● Task goal
Copy out all of the material, matching it word for word.
..............................
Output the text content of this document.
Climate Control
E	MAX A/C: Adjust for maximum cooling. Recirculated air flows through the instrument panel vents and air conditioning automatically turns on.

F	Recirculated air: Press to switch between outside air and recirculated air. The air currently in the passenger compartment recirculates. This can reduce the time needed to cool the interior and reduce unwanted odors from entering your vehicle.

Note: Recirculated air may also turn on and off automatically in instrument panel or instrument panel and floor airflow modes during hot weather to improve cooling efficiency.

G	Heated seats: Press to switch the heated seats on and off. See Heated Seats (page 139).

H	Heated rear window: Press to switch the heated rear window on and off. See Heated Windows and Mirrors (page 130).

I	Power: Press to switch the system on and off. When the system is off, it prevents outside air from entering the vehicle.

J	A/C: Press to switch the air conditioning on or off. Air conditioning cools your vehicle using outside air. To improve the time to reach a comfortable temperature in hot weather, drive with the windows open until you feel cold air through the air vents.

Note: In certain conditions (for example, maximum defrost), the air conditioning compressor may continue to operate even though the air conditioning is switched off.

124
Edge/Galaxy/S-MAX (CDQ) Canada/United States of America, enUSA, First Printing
..............................
● Correct answer
Output the text content of this document.
Climate Control
E	MAX A/C: Adjust for maximum cooling. Recirculated air flows through the instrument panel vents and air conditioning automatically turns on.

F	Recirculated air: Press to switch between outside air and recirculated air. The air currently in the passenger compartment recirculates. This can reduce the time needed to cool the interior and reduce unwanted odors from entering your vehicle.

Note: Recirculated air may also turn on and off automatically in instrument panel or instrument panel and floor airflow modes during hot weather to improve cooling efficiency.

G	Heated seats: Press to switch the heated seats on and off. See Heated Seats (page 139).

H	Heated rear window: Press to switch the heated rear window on and off. See Heated Windows and Mirrors (page 130).

I	Power: Press to switch the system on and off. When the system is off, it prevents outside air from entering the vehicle.

J	A/C: Press to switch the air conditioning on or off. Air conditioning cools your vehicle using outside air. To improve the time to reach a comfortable temperature in hot weather, drive with the windows open until you feel cold air through the air vents.

Note: In certain conditions (for example, maximum defrost), the air conditioning compressor may continue to operate even though the air conditioning is switched off.

124
Edge/Galaxy/S-MAX (CDQ) Canada/United States of America, enUSA, First Printing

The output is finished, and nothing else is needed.